On the government’s direction, the Cunliffe Review failed to properly assess alternative ownership and governance models, focusing instead on preserving a system that is already broken. By restricting reforms to work within the bounds of the current privatised model, the government effectively hamstrung the process and ruled out the changes actually needed to deliver clean water, affordable bills, and public trust. 

We therefore believe it was fundamentally flawed and another example of the system being rigged.  

It was set up assuming from the outset that the problem was regulation. It did not look at all the options. No feasibility study was carried out and the government does not know the cost of public vs private ownership. 

If the Cunliffe Review had considered other models of ownership, it may have had a different outcome. 

The Water White Paper is being spun as the biggest overhaul in a generation, but it simply entrenches a system that rewards water company executives and shareholders while the public pays the price. It failed to address:  

  • The 21-53% financing cost burden embedded in bills.

——

Problems to solve
a) Rewrite the paragraph of the Cunliffe Review excerpt that begins "It was set up assuming" as a short bulleted list, keeping its main facts.
b) Answer these questions using the Cunliffe Review excerpt:
(i) What does the excerpt say the Cunliffe Review failed to properly assess?
(ii) How is the Water White Paper being spun?
(iii) According to the excerpt, whom does the system entrenched by the Water White Paper reward?

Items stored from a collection

——

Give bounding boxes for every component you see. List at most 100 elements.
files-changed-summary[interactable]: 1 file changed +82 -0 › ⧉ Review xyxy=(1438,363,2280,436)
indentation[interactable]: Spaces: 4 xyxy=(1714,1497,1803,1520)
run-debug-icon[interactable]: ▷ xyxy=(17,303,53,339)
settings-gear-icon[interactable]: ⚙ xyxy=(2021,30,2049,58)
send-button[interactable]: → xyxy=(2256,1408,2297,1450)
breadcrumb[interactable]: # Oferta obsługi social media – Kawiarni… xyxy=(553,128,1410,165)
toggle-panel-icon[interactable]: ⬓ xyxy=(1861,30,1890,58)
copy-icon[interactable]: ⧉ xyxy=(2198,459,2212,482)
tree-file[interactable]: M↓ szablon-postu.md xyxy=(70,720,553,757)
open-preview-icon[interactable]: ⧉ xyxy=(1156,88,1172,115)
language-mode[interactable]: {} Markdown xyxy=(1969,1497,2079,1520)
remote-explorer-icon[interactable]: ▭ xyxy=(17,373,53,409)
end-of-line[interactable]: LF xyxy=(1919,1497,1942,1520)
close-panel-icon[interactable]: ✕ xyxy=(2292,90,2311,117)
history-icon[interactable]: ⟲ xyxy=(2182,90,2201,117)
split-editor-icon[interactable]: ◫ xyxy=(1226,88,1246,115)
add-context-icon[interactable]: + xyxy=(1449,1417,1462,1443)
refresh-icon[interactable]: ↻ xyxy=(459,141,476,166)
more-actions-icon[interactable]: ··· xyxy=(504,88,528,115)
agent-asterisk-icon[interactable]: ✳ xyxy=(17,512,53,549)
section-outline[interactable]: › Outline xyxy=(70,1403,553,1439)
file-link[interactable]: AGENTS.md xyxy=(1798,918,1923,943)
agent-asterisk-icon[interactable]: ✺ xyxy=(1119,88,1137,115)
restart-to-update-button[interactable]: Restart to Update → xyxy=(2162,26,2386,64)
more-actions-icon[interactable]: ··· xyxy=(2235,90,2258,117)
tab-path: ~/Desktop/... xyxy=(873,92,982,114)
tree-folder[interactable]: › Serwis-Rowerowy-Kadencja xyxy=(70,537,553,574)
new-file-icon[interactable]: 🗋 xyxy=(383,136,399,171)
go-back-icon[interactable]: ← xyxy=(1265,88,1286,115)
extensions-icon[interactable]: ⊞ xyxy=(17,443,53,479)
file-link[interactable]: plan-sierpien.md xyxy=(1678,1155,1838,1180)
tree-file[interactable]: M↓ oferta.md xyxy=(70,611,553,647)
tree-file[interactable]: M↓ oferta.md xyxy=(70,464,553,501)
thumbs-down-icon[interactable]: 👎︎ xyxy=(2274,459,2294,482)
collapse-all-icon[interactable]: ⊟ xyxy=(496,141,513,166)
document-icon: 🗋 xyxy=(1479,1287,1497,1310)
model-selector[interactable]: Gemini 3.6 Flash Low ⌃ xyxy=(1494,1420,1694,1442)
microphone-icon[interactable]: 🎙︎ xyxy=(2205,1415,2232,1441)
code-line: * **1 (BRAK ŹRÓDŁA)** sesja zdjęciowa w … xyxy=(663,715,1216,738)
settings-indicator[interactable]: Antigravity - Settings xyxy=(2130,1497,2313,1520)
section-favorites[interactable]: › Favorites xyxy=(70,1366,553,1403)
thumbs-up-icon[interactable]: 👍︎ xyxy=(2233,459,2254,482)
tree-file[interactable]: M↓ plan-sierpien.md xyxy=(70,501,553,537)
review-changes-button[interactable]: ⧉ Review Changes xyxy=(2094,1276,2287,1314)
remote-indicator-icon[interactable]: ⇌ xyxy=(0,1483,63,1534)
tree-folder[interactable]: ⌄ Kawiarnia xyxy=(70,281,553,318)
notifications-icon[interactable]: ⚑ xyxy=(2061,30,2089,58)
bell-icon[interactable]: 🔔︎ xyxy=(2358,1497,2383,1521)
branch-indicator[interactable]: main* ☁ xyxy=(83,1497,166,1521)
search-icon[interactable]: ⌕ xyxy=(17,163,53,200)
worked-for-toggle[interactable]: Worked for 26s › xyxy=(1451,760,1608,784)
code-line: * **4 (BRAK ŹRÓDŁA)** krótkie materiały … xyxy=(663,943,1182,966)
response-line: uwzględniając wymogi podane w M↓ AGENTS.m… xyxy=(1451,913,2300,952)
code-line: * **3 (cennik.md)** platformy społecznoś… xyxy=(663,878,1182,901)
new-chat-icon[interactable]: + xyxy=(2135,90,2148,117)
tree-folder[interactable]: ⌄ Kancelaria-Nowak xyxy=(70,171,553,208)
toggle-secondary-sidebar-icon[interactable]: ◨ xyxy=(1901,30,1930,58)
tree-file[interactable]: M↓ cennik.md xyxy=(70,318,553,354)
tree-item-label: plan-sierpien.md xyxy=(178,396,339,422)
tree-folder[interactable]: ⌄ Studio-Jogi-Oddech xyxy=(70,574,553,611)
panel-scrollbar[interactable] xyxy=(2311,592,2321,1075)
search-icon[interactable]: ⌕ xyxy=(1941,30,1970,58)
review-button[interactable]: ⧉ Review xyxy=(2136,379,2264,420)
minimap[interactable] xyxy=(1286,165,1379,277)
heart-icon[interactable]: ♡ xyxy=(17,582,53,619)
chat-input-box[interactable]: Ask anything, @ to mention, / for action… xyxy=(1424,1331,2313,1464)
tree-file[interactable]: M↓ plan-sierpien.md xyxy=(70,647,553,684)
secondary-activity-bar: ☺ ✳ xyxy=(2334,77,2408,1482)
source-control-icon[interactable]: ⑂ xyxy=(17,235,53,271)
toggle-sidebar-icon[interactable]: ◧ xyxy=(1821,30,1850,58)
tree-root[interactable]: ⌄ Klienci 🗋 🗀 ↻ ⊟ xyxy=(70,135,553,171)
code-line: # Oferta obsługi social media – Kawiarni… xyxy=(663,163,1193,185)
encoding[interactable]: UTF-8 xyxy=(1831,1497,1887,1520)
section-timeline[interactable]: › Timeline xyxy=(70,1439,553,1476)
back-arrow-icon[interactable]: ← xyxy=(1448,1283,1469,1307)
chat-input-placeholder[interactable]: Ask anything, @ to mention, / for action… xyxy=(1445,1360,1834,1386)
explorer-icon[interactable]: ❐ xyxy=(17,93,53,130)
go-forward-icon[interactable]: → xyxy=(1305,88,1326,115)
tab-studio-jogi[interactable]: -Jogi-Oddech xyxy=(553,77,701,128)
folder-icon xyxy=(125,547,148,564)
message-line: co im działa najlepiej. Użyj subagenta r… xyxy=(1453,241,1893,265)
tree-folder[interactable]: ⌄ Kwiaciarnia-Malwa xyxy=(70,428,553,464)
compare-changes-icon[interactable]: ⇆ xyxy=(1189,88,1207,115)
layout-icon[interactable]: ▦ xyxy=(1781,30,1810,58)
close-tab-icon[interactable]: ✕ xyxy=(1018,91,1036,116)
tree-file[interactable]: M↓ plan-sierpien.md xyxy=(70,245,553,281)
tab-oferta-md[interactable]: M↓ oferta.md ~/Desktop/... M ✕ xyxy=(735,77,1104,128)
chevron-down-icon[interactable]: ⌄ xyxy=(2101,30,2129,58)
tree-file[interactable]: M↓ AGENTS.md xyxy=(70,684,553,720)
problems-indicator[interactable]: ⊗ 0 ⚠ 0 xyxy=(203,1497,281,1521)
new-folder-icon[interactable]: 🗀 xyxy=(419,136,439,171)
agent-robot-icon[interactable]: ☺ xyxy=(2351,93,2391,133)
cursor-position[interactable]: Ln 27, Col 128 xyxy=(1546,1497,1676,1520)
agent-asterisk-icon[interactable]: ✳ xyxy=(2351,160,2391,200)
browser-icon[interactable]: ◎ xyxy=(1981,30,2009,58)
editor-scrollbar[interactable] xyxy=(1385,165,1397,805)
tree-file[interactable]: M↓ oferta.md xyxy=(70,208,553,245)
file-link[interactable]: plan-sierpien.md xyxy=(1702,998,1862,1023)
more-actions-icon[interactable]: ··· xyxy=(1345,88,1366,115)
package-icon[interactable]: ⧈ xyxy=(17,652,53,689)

——

Responses by task
a)
- The review assumed from the start that regulation was the problem.
- It did not examine all the options.
- No feasibility study was carried out.
- The government does not know the cost of public versus private ownership.

b)
(i) Alternative ownership and governance models.
(ii) As the biggest overhaul in a generation.
(iii) Water company executives and shareholders.